Information given:
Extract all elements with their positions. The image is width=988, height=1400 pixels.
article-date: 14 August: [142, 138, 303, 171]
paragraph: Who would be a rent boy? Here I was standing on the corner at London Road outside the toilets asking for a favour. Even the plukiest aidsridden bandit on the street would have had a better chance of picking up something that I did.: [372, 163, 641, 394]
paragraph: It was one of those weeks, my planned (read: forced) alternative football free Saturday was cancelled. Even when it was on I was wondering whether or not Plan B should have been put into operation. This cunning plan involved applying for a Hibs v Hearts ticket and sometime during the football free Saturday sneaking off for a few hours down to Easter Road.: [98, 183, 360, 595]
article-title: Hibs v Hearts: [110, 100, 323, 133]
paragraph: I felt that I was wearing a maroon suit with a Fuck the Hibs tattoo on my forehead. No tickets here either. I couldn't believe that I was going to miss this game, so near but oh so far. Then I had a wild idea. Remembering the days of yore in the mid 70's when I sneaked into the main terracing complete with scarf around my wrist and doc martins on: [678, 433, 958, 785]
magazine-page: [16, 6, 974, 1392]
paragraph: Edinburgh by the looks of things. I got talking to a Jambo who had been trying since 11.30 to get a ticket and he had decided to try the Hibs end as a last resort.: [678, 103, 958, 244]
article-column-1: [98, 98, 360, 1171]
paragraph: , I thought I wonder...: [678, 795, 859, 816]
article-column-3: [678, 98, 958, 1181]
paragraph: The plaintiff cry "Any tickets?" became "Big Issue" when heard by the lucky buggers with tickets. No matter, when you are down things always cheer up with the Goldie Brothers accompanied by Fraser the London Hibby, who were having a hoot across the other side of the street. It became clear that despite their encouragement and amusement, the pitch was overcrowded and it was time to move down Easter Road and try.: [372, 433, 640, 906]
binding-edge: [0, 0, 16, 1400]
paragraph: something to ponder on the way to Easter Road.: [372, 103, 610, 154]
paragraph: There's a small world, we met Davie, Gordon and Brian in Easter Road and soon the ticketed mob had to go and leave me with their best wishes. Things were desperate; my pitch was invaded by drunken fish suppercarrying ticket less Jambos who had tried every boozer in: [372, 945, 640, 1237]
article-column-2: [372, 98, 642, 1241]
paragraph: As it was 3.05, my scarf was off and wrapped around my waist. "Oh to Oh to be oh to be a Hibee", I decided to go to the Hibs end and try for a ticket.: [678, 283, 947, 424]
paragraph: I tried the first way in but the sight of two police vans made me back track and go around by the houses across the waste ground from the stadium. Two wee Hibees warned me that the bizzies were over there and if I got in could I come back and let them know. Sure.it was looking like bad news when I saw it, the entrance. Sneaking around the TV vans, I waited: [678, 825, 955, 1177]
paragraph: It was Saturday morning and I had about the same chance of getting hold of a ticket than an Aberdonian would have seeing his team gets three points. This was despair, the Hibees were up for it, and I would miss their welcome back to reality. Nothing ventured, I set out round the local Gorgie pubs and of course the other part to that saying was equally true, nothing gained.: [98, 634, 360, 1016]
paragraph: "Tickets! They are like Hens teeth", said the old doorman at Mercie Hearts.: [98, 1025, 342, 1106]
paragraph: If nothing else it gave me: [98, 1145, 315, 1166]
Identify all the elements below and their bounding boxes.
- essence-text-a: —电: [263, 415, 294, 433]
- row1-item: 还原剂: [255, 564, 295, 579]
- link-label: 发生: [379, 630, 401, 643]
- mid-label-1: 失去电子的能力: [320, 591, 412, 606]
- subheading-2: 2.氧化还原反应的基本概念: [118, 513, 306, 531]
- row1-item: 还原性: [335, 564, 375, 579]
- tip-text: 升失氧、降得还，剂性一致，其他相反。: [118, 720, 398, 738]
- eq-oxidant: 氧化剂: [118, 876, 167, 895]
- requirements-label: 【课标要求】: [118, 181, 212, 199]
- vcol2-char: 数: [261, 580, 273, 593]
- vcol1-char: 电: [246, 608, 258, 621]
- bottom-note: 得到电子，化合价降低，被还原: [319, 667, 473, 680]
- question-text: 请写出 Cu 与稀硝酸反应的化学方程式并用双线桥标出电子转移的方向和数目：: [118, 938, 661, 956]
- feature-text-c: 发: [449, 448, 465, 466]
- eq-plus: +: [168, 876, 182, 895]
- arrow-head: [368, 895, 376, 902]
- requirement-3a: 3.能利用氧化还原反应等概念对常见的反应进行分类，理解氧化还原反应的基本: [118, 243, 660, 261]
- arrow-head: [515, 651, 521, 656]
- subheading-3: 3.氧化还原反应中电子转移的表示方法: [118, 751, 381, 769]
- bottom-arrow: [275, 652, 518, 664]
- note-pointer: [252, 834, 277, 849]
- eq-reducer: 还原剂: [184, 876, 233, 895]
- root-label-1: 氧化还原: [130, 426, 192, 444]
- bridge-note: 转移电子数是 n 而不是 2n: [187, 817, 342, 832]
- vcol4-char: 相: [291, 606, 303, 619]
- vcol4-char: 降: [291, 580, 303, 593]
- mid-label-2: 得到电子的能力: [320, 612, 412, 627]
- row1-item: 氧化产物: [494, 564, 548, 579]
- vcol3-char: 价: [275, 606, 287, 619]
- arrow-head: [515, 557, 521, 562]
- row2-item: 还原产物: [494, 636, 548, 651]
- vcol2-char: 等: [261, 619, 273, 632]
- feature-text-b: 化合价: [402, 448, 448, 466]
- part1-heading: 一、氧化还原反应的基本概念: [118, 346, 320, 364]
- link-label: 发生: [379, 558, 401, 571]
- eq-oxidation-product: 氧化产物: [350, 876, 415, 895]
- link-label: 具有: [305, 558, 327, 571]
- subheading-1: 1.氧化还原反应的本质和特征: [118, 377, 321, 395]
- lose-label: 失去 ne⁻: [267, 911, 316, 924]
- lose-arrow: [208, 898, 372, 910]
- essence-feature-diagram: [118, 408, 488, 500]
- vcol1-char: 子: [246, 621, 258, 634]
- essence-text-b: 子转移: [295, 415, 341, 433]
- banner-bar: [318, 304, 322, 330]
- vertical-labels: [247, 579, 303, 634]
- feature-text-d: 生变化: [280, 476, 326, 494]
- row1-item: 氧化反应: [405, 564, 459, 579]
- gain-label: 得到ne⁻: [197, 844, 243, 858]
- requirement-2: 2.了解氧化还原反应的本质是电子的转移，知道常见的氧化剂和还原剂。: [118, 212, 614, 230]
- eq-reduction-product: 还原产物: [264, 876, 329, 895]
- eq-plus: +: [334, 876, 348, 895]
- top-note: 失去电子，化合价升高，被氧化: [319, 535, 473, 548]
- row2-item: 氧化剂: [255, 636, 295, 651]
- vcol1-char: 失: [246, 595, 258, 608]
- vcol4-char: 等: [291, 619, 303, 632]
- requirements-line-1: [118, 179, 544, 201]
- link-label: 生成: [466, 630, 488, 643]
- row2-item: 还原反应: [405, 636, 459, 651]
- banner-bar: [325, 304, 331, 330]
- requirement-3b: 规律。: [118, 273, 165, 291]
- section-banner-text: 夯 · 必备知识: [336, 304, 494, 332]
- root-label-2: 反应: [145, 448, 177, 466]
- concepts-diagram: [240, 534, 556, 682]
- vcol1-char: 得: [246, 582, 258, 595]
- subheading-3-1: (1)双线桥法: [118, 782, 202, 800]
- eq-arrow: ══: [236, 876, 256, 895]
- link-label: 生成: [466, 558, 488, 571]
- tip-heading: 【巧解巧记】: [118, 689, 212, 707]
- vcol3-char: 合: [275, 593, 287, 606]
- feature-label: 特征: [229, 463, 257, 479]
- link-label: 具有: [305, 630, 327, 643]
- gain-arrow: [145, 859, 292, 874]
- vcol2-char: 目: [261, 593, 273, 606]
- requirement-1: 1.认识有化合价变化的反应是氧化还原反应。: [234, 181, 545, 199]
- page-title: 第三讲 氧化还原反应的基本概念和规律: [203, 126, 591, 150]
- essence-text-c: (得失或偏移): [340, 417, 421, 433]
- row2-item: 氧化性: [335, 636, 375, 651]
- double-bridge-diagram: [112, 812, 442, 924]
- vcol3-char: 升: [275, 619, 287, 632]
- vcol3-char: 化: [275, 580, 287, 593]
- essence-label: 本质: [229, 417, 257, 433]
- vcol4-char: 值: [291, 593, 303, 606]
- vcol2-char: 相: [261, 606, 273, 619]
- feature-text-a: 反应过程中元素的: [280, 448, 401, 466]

What is needed: Pull out the lines of the listing verbatim, from its opening line through the line containing "article-title: Hibs v", including both ends.

Response for this exercise:
Extract all elements with their positions. The image is width=988, height=1400 pixels.
article-date: 14 August: [142, 138, 303, 171]
paragraph: Who would be a rent boy? Here I was standing on the corner at London Road outside the toilets asking for a favour. Even the plukiest aidsridden bandit on the street would have had a better chance of picking up something that I did.: [372, 163, 641, 394]
paragraph: It was one of those weeks, my planned (read: forced) alternative football free Saturday was cancelled. Even when it was on I was wondering whether or not Plan B should have been put into operation. This cunning plan involved applying for a Hibs v Hearts ticket and sometime during the football free Saturday sneaking off for a few hours down to Easter Road.: [98, 183, 360, 595]
article-title: Hibs v Hearts: [110, 100, 323, 133]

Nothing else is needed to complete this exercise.